begin GIVEN DATA

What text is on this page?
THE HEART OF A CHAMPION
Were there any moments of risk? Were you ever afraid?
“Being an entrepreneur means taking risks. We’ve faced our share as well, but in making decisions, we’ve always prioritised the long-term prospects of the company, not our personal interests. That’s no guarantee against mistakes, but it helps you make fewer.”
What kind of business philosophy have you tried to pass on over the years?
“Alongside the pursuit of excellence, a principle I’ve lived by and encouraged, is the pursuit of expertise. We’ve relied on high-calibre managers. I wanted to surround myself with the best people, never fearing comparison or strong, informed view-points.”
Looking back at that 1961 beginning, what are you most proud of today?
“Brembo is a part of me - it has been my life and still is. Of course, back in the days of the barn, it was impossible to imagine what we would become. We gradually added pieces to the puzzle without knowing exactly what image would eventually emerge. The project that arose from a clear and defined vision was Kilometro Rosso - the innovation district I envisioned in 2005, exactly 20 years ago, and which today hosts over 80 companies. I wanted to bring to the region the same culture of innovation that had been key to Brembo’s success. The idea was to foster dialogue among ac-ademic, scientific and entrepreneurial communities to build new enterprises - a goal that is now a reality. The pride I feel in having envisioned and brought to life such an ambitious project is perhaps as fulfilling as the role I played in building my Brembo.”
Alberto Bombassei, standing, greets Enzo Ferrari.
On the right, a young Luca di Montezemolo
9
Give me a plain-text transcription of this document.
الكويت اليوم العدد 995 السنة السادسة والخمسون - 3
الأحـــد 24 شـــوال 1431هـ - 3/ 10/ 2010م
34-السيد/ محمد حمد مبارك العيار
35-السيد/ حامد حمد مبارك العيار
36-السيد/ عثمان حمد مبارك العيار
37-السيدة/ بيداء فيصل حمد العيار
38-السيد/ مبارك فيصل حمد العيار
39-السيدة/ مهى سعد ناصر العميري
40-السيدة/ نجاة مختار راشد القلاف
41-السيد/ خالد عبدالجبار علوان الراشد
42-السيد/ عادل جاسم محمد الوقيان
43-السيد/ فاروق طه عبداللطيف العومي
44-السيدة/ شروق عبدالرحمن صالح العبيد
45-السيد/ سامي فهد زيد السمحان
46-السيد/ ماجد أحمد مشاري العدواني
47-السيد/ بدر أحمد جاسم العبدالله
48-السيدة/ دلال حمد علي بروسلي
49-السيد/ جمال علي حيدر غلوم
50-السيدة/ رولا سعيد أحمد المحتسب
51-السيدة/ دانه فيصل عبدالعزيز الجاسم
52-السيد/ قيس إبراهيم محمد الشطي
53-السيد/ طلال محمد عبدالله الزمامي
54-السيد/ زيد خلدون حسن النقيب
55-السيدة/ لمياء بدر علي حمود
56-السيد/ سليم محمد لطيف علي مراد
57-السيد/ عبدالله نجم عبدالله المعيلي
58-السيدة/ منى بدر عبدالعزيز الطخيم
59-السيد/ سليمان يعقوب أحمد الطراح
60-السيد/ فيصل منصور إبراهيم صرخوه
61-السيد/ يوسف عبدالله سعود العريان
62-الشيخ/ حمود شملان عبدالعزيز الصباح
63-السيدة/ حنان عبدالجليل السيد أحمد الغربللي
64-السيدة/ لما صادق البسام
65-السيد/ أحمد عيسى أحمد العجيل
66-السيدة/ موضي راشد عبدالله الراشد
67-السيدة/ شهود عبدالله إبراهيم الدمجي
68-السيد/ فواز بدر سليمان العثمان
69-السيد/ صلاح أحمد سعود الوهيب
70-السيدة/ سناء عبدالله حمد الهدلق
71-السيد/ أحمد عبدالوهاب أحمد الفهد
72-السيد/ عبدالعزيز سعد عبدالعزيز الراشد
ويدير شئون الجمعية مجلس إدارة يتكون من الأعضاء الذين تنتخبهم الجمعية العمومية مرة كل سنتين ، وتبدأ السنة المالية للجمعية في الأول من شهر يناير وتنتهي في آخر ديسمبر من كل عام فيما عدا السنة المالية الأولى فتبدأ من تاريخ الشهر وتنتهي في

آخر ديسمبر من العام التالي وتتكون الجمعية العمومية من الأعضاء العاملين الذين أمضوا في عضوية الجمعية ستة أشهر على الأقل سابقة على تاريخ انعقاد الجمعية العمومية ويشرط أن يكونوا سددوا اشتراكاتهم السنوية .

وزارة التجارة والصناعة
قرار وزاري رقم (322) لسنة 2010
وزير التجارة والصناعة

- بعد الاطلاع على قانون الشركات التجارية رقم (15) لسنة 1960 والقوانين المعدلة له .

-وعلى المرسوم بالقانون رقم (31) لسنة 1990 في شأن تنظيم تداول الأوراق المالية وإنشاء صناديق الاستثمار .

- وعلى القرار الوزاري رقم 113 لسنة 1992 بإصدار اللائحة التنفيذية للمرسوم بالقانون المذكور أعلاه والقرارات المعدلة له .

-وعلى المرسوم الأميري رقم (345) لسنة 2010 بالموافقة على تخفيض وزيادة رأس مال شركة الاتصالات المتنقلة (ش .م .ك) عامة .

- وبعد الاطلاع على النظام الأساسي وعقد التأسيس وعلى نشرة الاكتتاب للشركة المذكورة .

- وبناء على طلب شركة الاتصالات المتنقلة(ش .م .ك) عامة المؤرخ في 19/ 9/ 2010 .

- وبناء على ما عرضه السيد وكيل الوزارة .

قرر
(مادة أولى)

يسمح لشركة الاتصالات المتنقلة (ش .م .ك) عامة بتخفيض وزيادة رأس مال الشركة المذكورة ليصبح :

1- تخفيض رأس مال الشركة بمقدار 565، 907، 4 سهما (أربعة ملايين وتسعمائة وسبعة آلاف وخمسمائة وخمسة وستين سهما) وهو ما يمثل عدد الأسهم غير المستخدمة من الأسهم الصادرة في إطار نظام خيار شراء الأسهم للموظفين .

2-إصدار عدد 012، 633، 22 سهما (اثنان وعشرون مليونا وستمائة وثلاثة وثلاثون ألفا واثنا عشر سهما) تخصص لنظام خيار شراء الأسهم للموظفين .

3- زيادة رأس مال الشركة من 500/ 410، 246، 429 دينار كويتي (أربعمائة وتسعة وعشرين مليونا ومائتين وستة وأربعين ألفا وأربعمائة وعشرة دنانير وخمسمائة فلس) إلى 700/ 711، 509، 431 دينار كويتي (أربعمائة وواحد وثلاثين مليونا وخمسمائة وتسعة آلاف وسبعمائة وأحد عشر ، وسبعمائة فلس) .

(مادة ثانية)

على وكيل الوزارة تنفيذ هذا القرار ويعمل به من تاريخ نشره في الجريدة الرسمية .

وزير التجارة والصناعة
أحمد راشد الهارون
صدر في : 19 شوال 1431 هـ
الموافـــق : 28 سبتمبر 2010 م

end GIVEN DATA

JOB: Extract the data in full. Keep it word for word.

COMPLETED EXERCISE:
What text is on this page?
THE HEART OF A CHAMPION
Were there any moments of risk? Were you ever afraid?
“Being an entrepreneur means taking risks. We’ve faced our share as well, but in making decisions, we’ve always prioritised the long-term prospects of the company, not our personal interests. That’s no guarantee against mistakes, but it helps you make fewer.”
What kind of business philosophy have you tried to pass on over the years?
“Alongside the pursuit of excellence, a principle I’ve lived by and encouraged, is the pursuit of expertise. We’ve relied on high-calibre managers. I wanted to surround myself with the best people, never fearing comparison or strong, informed view-points.”
Looking back at that 1961 beginning, what are you most proud of today?
“Brembo is a part of me - it has been my life and still is. Of course, back in the days of the barn, it was impossible to imagine what we would become. We gradually added pieces to the puzzle without knowing exactly what image would eventually emerge. The project that arose from a clear and defined vision was Kilometro Rosso - the innovation district I envisioned in 2005, exactly 20 years ago, and which today hosts over 80 companies. I wanted to bring to the region the same culture of innovation that had been key to Brembo’s success. The idea was to foster dialogue among ac-ademic, scientific and entrepreneurial communities to build new enterprises - a goal that is now a reality. The pride I feel in having envisioned and brought to life such an ambitious project is perhaps as fulfilling as the role I played in building my Brembo.”
Alberto Bombassei, standing, greets Enzo Ferrari.
On the right, a young Luca di Montezemolo
9
Give me a plain-text transcription of this document.
الكويت اليوم العدد 995 السنة السادسة والخمسون - 3
الأحـــد 24 شـــوال 1431هـ - 3/ 10/ 2010م
34-السيد/ محمد حمد مبارك العيار
35-السيد/ حامد حمد مبارك العيار
36-السيد/ عثمان حمد مبارك العيار
37-السيدة/ بيداء فيصل حمد العيار
38-السيد/ مبارك فيصل حمد العيار
39-السيدة/ مهى سعد ناصر العميري
40-السيدة/ نجاة مختار راشد القلاف
41-السيد/ خالد عبدالجبار علوان الراشد
42-السيد/ عادل جاسم محمد الوقيان
43-السيد/ فاروق طه عبداللطيف العومي
44-السيدة/ شروق عبدالرحمن صالح العبيد
45-السيد/ سامي فهد زيد السمحان
46-السيد/ ماجد أحمد مشاري العدواني
47-السيد/ بدر أحمد جاسم العبدالله
48-السيدة/ دلال حمد علي بروسلي
49-السيد/ جمال علي حيدر غلوم
50-السيدة/ رولا سعيد أحمد المحتسب
51-السيدة/ دانه فيصل عبدالعزيز الجاسم
52-السيد/ قيس إبراهيم محمد الشطي
53-السيد/ طلال محمد عبدالله الزمامي
54-السيد/ زيد خلدون حسن النقيب
55-السيدة/ لمياء بدر علي حمود
56-السيد/ سليم محمد لطيف علي مراد
57-السيد/ عبدالله نجم عبدالله المعيلي
58-السيدة/ منى بدر عبدالعزيز الطخيم
59-السيد/ سليمان يعقوب أحمد الطراح
60-السيد/ فيصل منصور إبراهيم صرخوه
61-السيد/ يوسف عبدالله سعود العريان
62-الشيخ/ حمود شملان عبدالعزيز الصباح
63-السيدة/ حنان عبدالجليل السيد أحمد الغربللي
64-السيدة/ لما صادق البسام
65-السيد/ أحمد عيسى أحمد العجيل
66-السيدة/ موضي راشد عبدالله الراشد
67-السيدة/ شهود عبدالله إبراهيم الدمجي
68-السيد/ فواز بدر سليمان العثمان
69-السيد/ صلاح أحمد سعود الوهيب
70-السيدة/ سناء عبدالله حمد الهدلق
71-السيد/ أحمد عبدالوهاب أحمد الفهد
72-السيد/ عبدالعزيز سعد عبدالعزيز الراشد
ويدير شئون الجمعية مجلس إدارة يتكون من الأعضاء الذين تنتخبهم الجمعية العمومية مرة كل سنتين ، وتبدأ السنة المالية للجمعية في الأول من شهر يناير وتنتهي في آخر ديسمبر من كل عام فيما عدا السنة المالية الأولى فتبدأ من تاريخ الشهر وتنتهي في

آخر ديسمبر من العام التالي وتتكون الجمعية العمومية من الأعضاء العاملين الذين أمضوا في عضوية الجمعية ستة أشهر على الأقل سابقة على تاريخ انعقاد الجمعية العمومية ويشرط أن يكونوا سددوا اشتراكاتهم السنوية .

وزارة التجارة والصناعة
قرار وزاري رقم (322) لسنة 2010
وزير التجارة والصناعة

- بعد الاطلاع على قانون الشركات التجارية رقم (15) لسنة 1960 والقوانين المعدلة له .

-وعلى المرسوم بالقانون رقم (31) لسنة 1990 في شأن تنظيم تداول الأوراق المالية وإنشاء صناديق الاستثمار .

- وعلى القرار الوزاري رقم 113 لسنة 1992 بإصدار اللائحة التنفيذية للمرسوم بالقانون المذكور أعلاه والقرارات المعدلة له .

-وعلى المرسوم الأميري رقم (345) لسنة 2010 بالموافقة على تخفيض وزيادة رأس مال شركة الاتصالات المتنقلة (ش .م .ك) عامة .

- وبعد الاطلاع على النظام الأساسي وعقد التأسيس وعلى نشرة الاكتتاب للشركة المذكورة .

- وبناء على طلب شركة الاتصالات المتنقلة(ش .م .ك) عامة المؤرخ في 19/ 9/ 2010 .

- وبناء على ما عرضه السيد وكيل الوزارة .

قرر
(مادة أولى)

يسمح لشركة الاتصالات المتنقلة (ش .م .ك) عامة بتخفيض وزيادة رأس مال الشركة المذكورة ليصبح :

1- تخفيض رأس مال الشركة بمقدار 565، 907، 4 سهما (أربعة ملايين وتسعمائة وسبعة آلاف وخمسمائة وخمسة وستين سهما) وهو ما يمثل عدد الأسهم غير المستخدمة من الأسهم الصادرة في إطار نظام خيار شراء الأسهم للموظفين .

2-إصدار عدد 012، 633، 22 سهما (اثنان وعشرون مليونا وستمائة وثلاثة وثلاثون ألفا واثنا عشر سهما) تخصص لنظام خيار شراء الأسهم للموظفين .

3- زيادة رأس مال الشركة من 500/ 410، 246، 429 دينار كويتي (أربعمائة وتسعة وعشرين مليونا ومائتين وستة وأربعين ألفا وأربعمائة وعشرة دنانير وخمسمائة فلس) إلى 700/ 711، 509، 431 دينار كويتي (أربعمائة وواحد وثلاثين مليونا وخمسمائة وتسعة آلاف وسبعمائة وأحد عشر ، وسبعمائة فلس) .

(مادة ثانية)

على وكيل الوزارة تنفيذ هذا القرار ويعمل به من تاريخ نشره في الجريدة الرسمية .

وزير التجارة والصناعة
أحمد راشد الهارون
صدر في : 19 شوال 1431 هـ
الموافـــق : 28 سبتمبر 2010 م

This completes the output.